▸ Written request
Scan the material for the word "JSON", and copy each line where it shows up.

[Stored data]

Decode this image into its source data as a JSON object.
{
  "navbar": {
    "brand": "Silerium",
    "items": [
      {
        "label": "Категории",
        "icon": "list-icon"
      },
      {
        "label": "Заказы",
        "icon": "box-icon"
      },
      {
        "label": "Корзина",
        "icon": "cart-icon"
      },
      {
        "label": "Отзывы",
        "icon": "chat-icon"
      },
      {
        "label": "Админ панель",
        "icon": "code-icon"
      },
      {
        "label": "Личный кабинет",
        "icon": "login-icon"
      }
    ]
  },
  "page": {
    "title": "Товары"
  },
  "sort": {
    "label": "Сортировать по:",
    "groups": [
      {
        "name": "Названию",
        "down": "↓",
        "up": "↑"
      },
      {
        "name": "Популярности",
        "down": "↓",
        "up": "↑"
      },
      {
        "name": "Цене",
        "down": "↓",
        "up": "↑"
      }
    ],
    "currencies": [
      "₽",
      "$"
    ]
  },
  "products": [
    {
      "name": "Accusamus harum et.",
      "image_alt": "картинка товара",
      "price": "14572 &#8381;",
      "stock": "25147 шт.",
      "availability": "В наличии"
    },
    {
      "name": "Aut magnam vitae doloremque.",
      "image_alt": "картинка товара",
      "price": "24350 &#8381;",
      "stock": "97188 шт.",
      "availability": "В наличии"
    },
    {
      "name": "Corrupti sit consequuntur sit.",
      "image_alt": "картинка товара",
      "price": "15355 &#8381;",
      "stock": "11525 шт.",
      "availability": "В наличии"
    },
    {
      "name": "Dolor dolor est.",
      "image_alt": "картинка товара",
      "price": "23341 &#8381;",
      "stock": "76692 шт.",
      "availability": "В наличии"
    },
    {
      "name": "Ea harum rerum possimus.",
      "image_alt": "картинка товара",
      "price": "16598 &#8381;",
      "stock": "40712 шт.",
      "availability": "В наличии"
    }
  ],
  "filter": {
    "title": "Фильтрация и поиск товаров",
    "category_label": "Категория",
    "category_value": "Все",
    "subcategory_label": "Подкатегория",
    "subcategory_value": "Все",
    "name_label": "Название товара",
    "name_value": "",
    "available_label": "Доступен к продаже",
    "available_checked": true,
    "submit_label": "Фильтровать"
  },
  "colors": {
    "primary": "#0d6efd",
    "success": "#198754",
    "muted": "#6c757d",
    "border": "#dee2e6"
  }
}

==

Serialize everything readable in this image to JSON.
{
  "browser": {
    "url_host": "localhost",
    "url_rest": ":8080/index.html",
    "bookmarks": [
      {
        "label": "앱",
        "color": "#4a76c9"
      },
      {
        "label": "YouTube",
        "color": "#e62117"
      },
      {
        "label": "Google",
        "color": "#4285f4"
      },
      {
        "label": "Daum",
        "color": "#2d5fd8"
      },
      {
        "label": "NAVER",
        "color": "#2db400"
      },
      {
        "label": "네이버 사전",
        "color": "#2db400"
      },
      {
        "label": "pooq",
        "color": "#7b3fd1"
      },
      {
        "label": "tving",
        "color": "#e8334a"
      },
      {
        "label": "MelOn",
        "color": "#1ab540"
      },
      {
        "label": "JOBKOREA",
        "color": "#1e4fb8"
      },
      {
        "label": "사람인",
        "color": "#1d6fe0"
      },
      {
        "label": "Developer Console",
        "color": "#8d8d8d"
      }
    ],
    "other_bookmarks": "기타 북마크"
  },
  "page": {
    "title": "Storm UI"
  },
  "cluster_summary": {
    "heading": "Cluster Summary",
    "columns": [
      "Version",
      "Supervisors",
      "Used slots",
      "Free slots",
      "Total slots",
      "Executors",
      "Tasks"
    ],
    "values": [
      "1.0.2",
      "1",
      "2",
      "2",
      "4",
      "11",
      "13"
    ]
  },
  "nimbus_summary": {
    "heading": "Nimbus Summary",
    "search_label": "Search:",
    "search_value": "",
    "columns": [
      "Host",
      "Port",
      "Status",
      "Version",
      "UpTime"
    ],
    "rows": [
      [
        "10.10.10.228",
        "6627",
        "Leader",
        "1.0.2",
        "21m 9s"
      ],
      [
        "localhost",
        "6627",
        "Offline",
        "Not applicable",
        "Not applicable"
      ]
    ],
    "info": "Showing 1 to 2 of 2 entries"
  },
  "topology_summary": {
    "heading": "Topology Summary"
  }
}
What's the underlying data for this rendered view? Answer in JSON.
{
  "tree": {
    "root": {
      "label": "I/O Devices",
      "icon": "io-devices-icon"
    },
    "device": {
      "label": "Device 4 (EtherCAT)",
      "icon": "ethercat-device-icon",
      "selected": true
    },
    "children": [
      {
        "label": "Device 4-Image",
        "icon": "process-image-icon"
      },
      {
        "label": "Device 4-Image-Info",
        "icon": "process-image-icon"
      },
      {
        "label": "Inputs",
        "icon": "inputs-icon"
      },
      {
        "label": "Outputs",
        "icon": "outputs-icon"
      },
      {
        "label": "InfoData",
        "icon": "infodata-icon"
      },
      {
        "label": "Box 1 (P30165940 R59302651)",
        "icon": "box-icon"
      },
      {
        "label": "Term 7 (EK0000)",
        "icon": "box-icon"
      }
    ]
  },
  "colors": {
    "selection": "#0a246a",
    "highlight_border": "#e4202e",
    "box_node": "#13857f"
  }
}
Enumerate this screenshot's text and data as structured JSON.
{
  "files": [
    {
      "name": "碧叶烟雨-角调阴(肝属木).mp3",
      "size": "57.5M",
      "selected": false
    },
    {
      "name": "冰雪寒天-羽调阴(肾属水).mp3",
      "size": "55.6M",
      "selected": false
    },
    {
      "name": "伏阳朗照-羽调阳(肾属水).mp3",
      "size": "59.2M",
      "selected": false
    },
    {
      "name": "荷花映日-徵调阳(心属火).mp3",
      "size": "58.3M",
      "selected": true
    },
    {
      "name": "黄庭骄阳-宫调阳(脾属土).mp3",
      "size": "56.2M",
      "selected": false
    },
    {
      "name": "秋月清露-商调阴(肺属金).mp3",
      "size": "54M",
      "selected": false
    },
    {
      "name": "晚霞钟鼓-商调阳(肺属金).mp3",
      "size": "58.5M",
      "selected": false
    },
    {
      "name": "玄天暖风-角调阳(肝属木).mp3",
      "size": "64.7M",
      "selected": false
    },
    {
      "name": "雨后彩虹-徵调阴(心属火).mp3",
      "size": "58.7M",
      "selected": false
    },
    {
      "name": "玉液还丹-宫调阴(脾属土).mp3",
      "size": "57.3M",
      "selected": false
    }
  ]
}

▸ The reply
Decode this image into its source data as a JSON object.
Serialize everything readable in this image to JSON.
What's the underlying data for this rendered view? Answer in JSON.
Enumerate this screenshot's text and data as structured JSON.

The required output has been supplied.